Records supplied -
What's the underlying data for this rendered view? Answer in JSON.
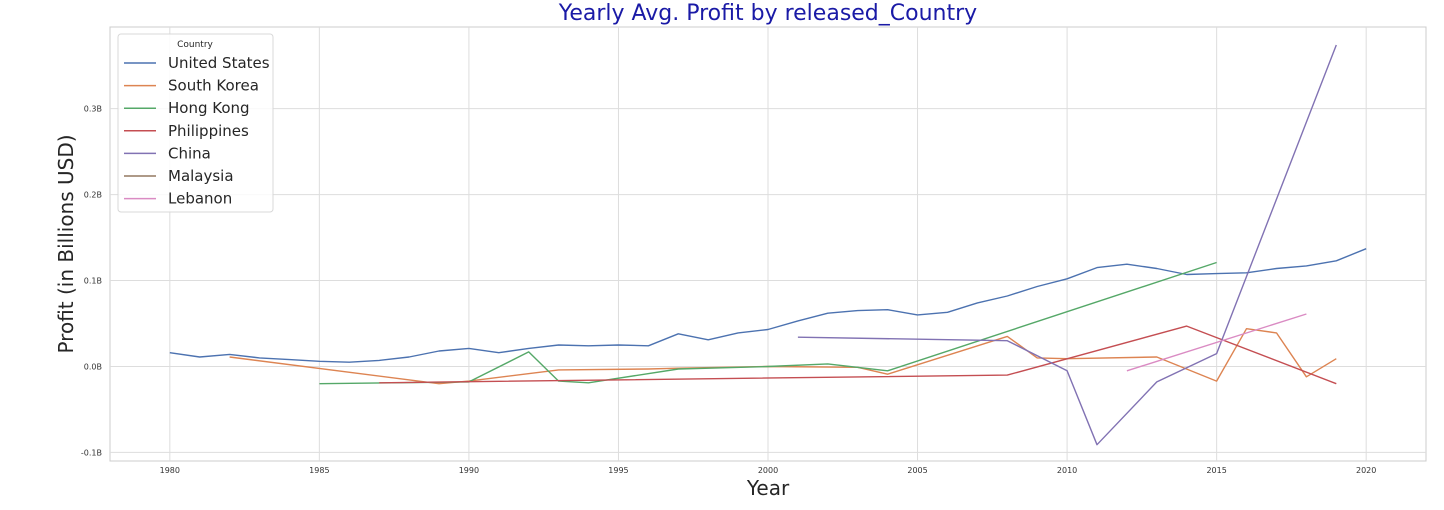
{
  "chart_data": {
    "type": "line",
    "title": "Yearly Avg. Profit by released_Country",
    "xlabel": "Year",
    "ylabel": "Profit (in Billions USD)",
    "xlim": [
      1978,
      2022
    ],
    "ylim": [
      -0.11,
      0.395
    ],
    "x_ticks": [
      1980,
      1985,
      1990,
      1995,
      2000,
      2005,
      2010,
      2015,
      2020
    ],
    "y_ticks": [
      -0.1,
      0.0,
      0.1,
      0.2,
      0.3
    ],
    "y_tick_labels": [
      "-0.1B",
      "0.0B",
      "0.1B",
      "0.2B",
      "0.3B"
    ],
    "grid": true,
    "legend": {
      "title": "Country",
      "placement": "top-left"
    },
    "series": [
      {
        "name": "United States",
        "color": "#4c72b0",
        "x": [
          1980,
          1981,
          1982,
          1983,
          1984,
          1985,
          1986,
          1987,
          1988,
          1989,
          1990,
          1991,
          1992,
          1993,
          1994,
          1995,
          1996,
          1997,
          1998,
          1999,
          2000,
          2001,
          2002,
          2003,
          2004,
          2005,
          2006,
          2007,
          2008,
          2009,
          2010,
          2011,
          2012,
          2013,
          2014,
          2015,
          2016,
          2017,
          2018,
          2019,
          2020
        ],
        "y": [
          0.016,
          0.011,
          0.014,
          0.01,
          0.008,
          0.006,
          0.005,
          0.007,
          0.011,
          0.018,
          0.021,
          0.016,
          0.021,
          0.025,
          0.024,
          0.025,
          0.024,
          0.038,
          0.031,
          0.039,
          0.043,
          0.053,
          0.062,
          0.065,
          0.066,
          0.06,
          0.063,
          0.074,
          0.082,
          0.093,
          0.102,
          0.115,
          0.119,
          0.114,
          0.107,
          0.108,
          0.109,
          0.114,
          0.117,
          0.123,
          0.137
        ]
      },
      {
        "name": "South Korea",
        "color": "#dd8452",
        "x": [
          1982,
          1989,
          1990,
          1993,
          1996,
          1997,
          2000,
          2003,
          2004,
          2008,
          2009,
          2010,
          2013,
          2015,
          2016,
          2017,
          2018,
          2019
        ],
        "y": [
          0.011,
          -0.02,
          -0.017,
          -0.004,
          -0.003,
          -0.002,
          0.0,
          -0.001,
          -0.009,
          0.035,
          0.01,
          0.009,
          0.011,
          -0.017,
          0.044,
          0.039,
          -0.012,
          0.009
        ]
      },
      {
        "name": "Hong Kong",
        "color": "#55a868",
        "x": [
          1985,
          1990,
          1992,
          1993,
          1994,
          1997,
          2000,
          2002,
          2004,
          2015
        ],
        "y": [
          -0.02,
          -0.018,
          0.017,
          -0.017,
          -0.019,
          -0.003,
          0.0,
          0.003,
          -0.005,
          0.121
        ]
      },
      {
        "name": "Philippines",
        "color": "#c44e52",
        "x": [
          1987,
          2008,
          2014,
          2019
        ],
        "y": [
          -0.019,
          -0.01,
          0.047,
          -0.02
        ]
      },
      {
        "name": "China",
        "color": "#8172b3",
        "x": [
          2001,
          2008,
          2010,
          2011,
          2013,
          2015,
          2019
        ],
        "y": [
          0.034,
          0.03,
          -0.005,
          -0.091,
          -0.018,
          0.015,
          0.374
        ]
      },
      {
        "name": "Malaysia",
        "color": "#937860",
        "x": [],
        "y": []
      },
      {
        "name": "Lebanon",
        "color": "#da8bc3",
        "x": [
          2012,
          2018
        ],
        "y": [
          -0.005,
          0.061
        ]
      }
    ]
  }
}
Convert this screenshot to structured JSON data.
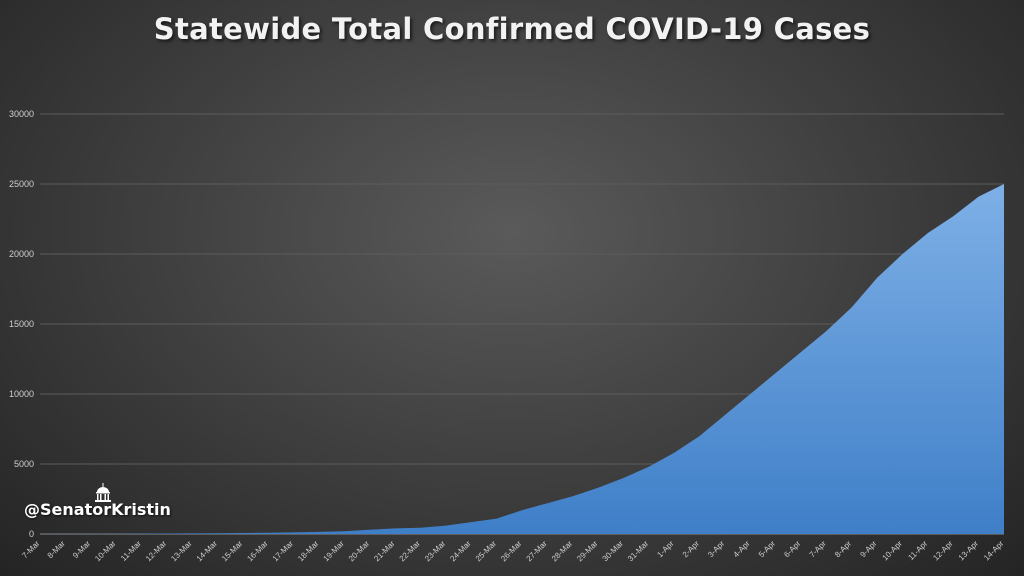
{
  "chart_data": {
    "type": "area",
    "title": "Statewide Total Confirmed COVID-19 Cases",
    "xlabel": "",
    "ylabel": "",
    "ylim": [
      0,
      30000
    ],
    "yticks": [
      0,
      5000,
      10000,
      15000,
      20000,
      25000,
      30000
    ],
    "grid": true,
    "categories": [
      "7-Mar",
      "8-Mar",
      "9-Mar",
      "10-Mar",
      "11-Mar",
      "12-Mar",
      "13-Mar",
      "14-Mar",
      "15-Mar",
      "16-Mar",
      "17-Mar",
      "18-Mar",
      "19-Mar",
      "20-Mar",
      "21-Mar",
      "22-Mar",
      "23-Mar",
      "24-Mar",
      "25-Mar",
      "26-Mar",
      "27-Mar",
      "28-Mar",
      "29-Mar",
      "30-Mar",
      "31-Mar",
      "1-Apr",
      "2-Apr",
      "3-Apr",
      "4-Apr",
      "5-Apr",
      "6-Apr",
      "7-Apr",
      "8-Apr",
      "9-Apr",
      "10-Apr",
      "11-Apr",
      "12-Apr",
      "13-Apr",
      "14-Apr"
    ],
    "series": [
      {
        "values": [
          5,
          8,
          12,
          17,
          25,
          35,
          45,
          55,
          70,
          90,
          120,
          150,
          200,
          300,
          400,
          450,
          600,
          850,
          1100,
          1700,
          2200,
          2700,
          3300,
          4000,
          4800,
          5800,
          7000,
          8500,
          10000,
          11500,
          13000,
          14500,
          16200,
          18300,
          20000,
          21500,
          22700,
          24100,
          25000
        ],
        "color": "#5b9bd5"
      }
    ]
  },
  "watermark": {
    "text": "@SenatorKristin",
    "icon": "capitol-building-icon"
  }
}
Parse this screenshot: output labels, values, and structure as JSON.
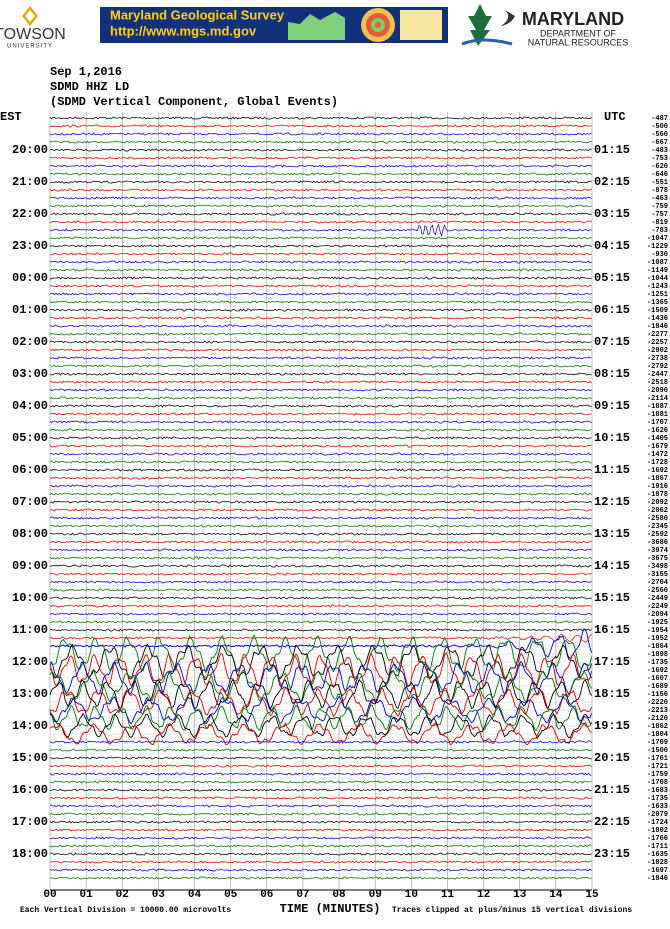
{
  "header": {
    "towson": "TOWSON",
    "towson_sub": "UNIVERSITY",
    "banner_title": "Maryland Geological Survey",
    "banner_url": "http://www.mgs.md.gov",
    "dnr_title": "MARYLAND",
    "dnr_sub1": "DEPARTMENT OF",
    "dnr_sub2": "NATURAL RESOURCES"
  },
  "info": {
    "date": "Sep 1,2016",
    "station": "SDMD HHZ LD",
    "description": "(SDMD Vertical Component, Global Events)"
  },
  "axis": {
    "left_label": "EST",
    "right_label": "UTC",
    "est_hours": [
      "20:00",
      "21:00",
      "22:00",
      "23:00",
      "00:00",
      "01:00",
      "02:00",
      "03:00",
      "04:00",
      "05:00",
      "06:00",
      "07:00",
      "08:00",
      "09:00",
      "10:00",
      "11:00",
      "12:00",
      "13:00",
      "14:00",
      "15:00",
      "16:00",
      "17:00",
      "18:00"
    ],
    "utc_hours": [
      "01:15",
      "02:15",
      "03:15",
      "04:15",
      "05:15",
      "06:15",
      "07:15",
      "08:15",
      "09:15",
      "10:15",
      "11:15",
      "12:15",
      "13:15",
      "14:15",
      "15:15",
      "16:15",
      "17:15",
      "18:15",
      "19:15",
      "20:15",
      "21:15",
      "22:15",
      "23:15"
    ],
    "minutes": [
      "00",
      "01",
      "02",
      "03",
      "04",
      "05",
      "06",
      "07",
      "08",
      "09",
      "10",
      "11",
      "12",
      "13",
      "14",
      "15"
    ],
    "x_label": "TIME (MINUTES)"
  },
  "offsets": [
    -487,
    -500,
    -560,
    -667,
    -483,
    -753,
    -620,
    -646,
    -551,
    -878,
    -463,
    -759,
    -757,
    -819,
    -783,
    -1047,
    -1229,
    -930,
    -1087,
    -1149,
    -1044,
    -1243,
    -1251,
    -1365,
    -1509,
    -1436,
    -1846,
    -2277,
    -2257,
    -2902,
    -2738,
    -2792,
    -2447,
    -2518,
    -2090,
    -2114,
    -1887,
    -1881,
    -1707,
    -1626,
    -1405,
    -1679,
    -1472,
    -1728,
    -1692,
    -1867,
    -1916,
    -1878,
    -2092,
    -2062,
    -2580,
    -2345,
    -2592,
    -3686,
    -3974,
    -3675,
    -3498,
    -3155,
    -2704,
    -2560,
    -2449,
    -2249,
    -2094,
    -1925,
    -1954,
    -1952,
    -1864,
    -1898,
    -1735,
    -1692,
    -1607,
    -1689,
    -1156,
    -2220,
    -2213,
    -2120,
    -1862,
    -1804,
    -1709,
    -1500,
    -1761,
    -1721,
    -1759,
    -1708,
    -1683,
    -1735,
    -1633,
    -2079,
    -1724,
    -1802,
    -1766,
    -1711,
    -1635,
    -1828,
    -1697,
    -1846
  ],
  "footer": {
    "left": "Each Vertical Division = 10000.00 microvolts",
    "right": "Traces clipped at plus/minus 15 vertical divisions"
  }
}
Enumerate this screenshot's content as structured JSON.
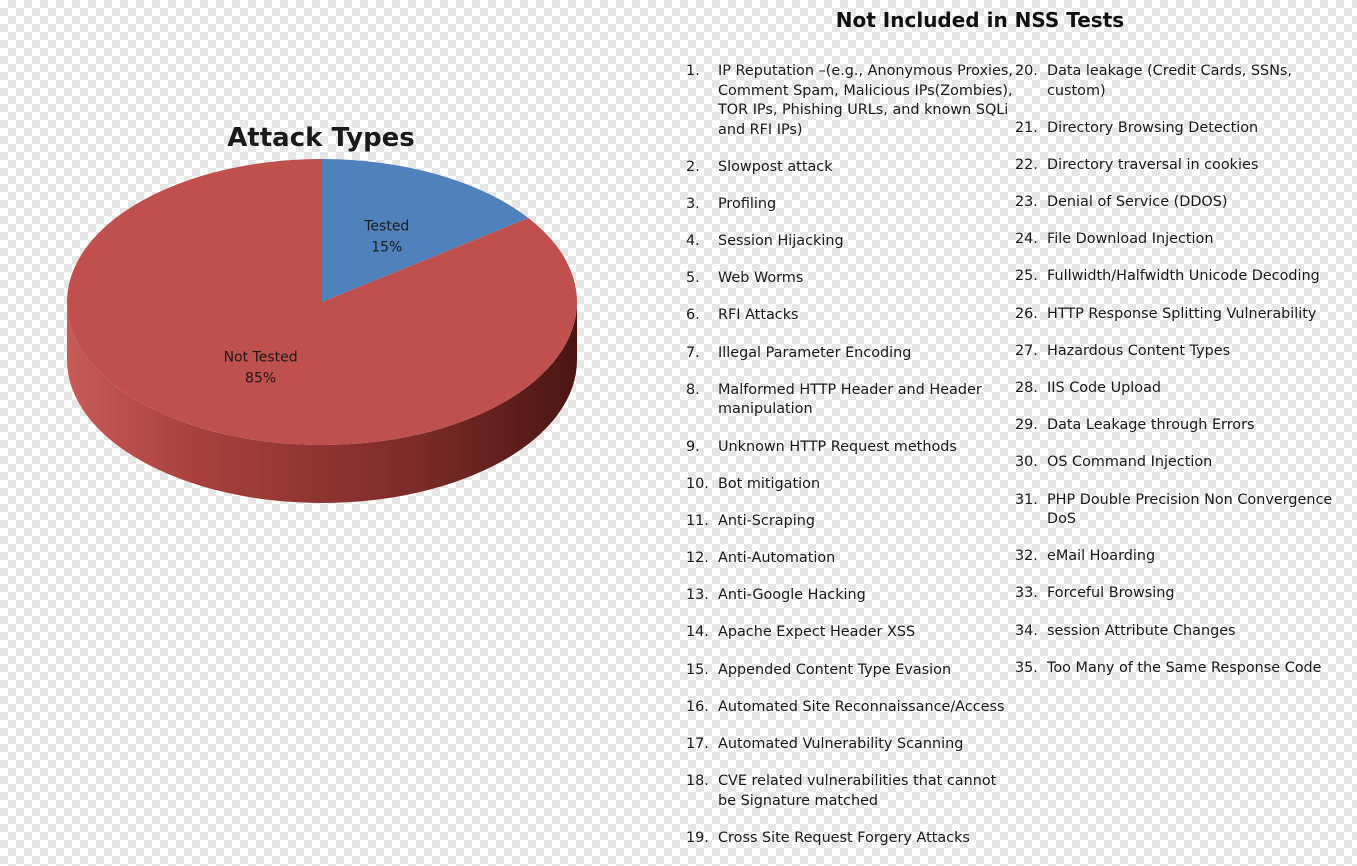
{
  "chart_data": {
    "type": "pie",
    "title": "Attack Types",
    "categories": [
      "Tested",
      "Not Tested"
    ],
    "values": [
      15,
      85
    ],
    "labels": [
      "15%",
      "85%"
    ],
    "colors": [
      "#4f81bd",
      "#c0504d"
    ]
  },
  "list": {
    "title": "Not Included in NSS Tests",
    "items": [
      {
        "num": "1.",
        "text": "IP Reputation –(e.g., Anonymous Proxies, Comment Spam, Malicious IPs(Zombies), TOR IPs, Phishing URLs, and known SQLi  and RFI IPs)"
      },
      {
        "num": "2.",
        "text": "Slowpost attack"
      },
      {
        "num": "3.",
        "text": "Profiling"
      },
      {
        "num": "4.",
        "text": "Session Hijacking"
      },
      {
        "num": "5.",
        "text": "Web Worms"
      },
      {
        "num": "6.",
        "text": "RFI Attacks"
      },
      {
        "num": "7.",
        "text": "Illegal Parameter Encoding"
      },
      {
        "num": "8.",
        "text": "Malformed HTTP Header and Header manipulation"
      },
      {
        "num": "9.",
        "text": "Unknown HTTP Request methods"
      },
      {
        "num": "10.",
        "text": "Bot mitigation"
      },
      {
        "num": "11.",
        "text": "Anti-Scraping"
      },
      {
        "num": "12.",
        "text": "Anti-Automation"
      },
      {
        "num": "13.",
        "text": "Anti-Google Hacking"
      },
      {
        "num": "14.",
        "text": "Apache Expect Header XSS"
      },
      {
        "num": "15.",
        "text": "Appended Content Type Evasion"
      },
      {
        "num": "16.",
        "text": "Automated Site Reconnaissance/Access"
      },
      {
        "num": "17.",
        "text": "Automated Vulnerability Scanning"
      },
      {
        "num": "18.",
        "text": "CVE related vulnerabilities that cannot be Signature matched"
      },
      {
        "num": "19.",
        "text": "Cross Site Request Forgery Attacks"
      },
      {
        "num": "20.",
        "text": "Data leakage (Credit Cards, SSNs, custom)"
      },
      {
        "num": "21.",
        "text": "Directory Browsing Detection"
      },
      {
        "num": "22.",
        "text": "Directory traversal in cookies"
      },
      {
        "num": "23.",
        "text": "Denial of Service (DDOS)"
      },
      {
        "num": "24.",
        "text": "File Download Injection"
      },
      {
        "num": "25.",
        "text": "Fullwidth/Halfwidth Unicode Decoding"
      },
      {
        "num": "26.",
        "text": "HTTP Response Splitting Vulnerability"
      },
      {
        "num": "27.",
        "text": "Hazardous Content Types"
      },
      {
        "num": "28.",
        "text": "IIS Code Upload"
      },
      {
        "num": "29.",
        "text": "Data Leakage through Errors"
      },
      {
        "num": "30.",
        "text": "OS Command Injection"
      },
      {
        "num": "31.",
        "text": "PHP Double Precision Non Convergence DoS"
      },
      {
        "num": "32.",
        "text": "eMail Hoarding"
      },
      {
        "num": "33.",
        "text": "Forceful Browsing"
      },
      {
        "num": "34.",
        "text": "session Attribute Changes"
      },
      {
        "num": "35.",
        "text": "Too Many of the Same Response Code"
      }
    ]
  }
}
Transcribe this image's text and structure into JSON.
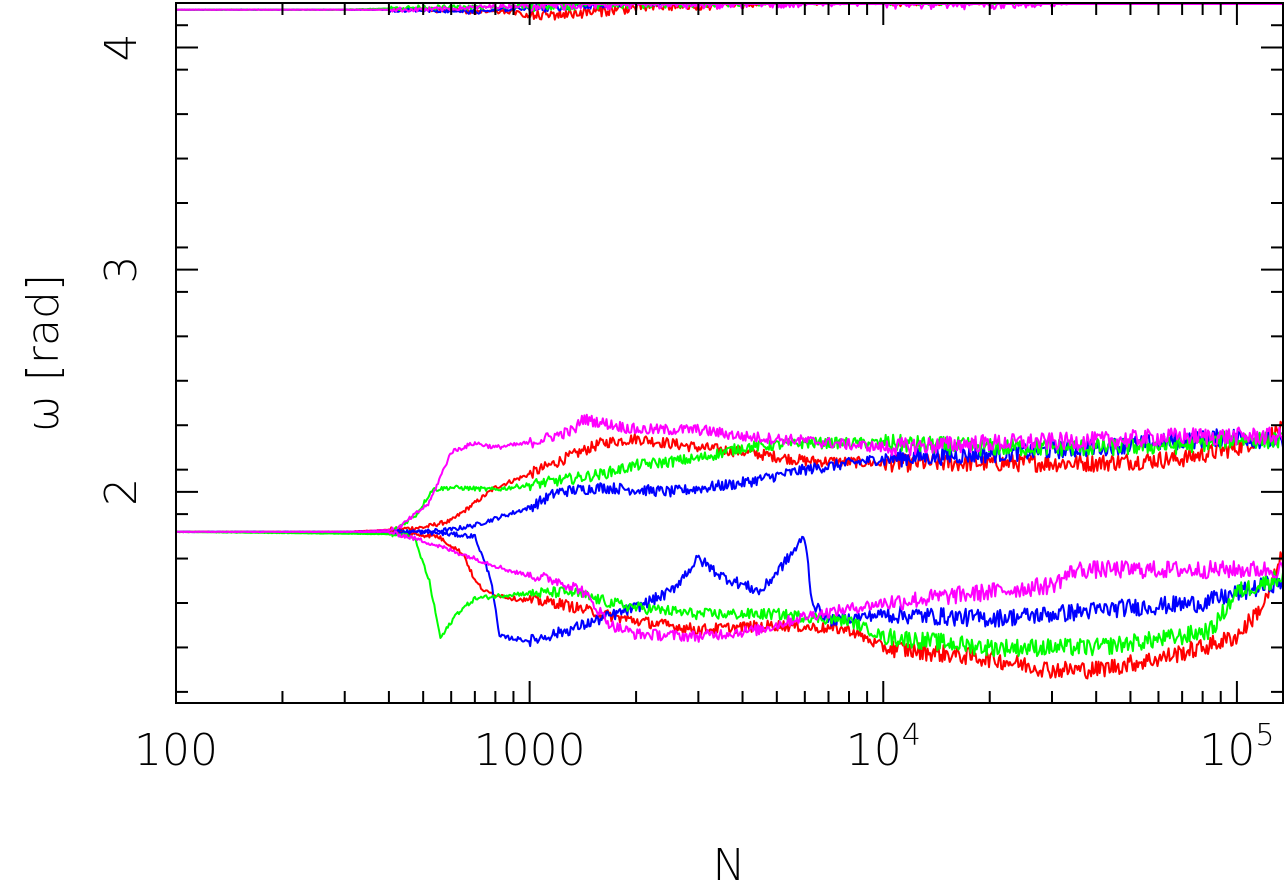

Description of the task - Within the listing above, copy each line that has the string "JSON".

Result -
What's the underlying data for this rendered view? Answer in JSON.
Convert this screenshot to structured JSON data.
Parse this screenshot: output labels, values, and structure as JSON.
Enumerate this screenshot's content as structured JSON.
Transcribe this image's text and structure into JSON.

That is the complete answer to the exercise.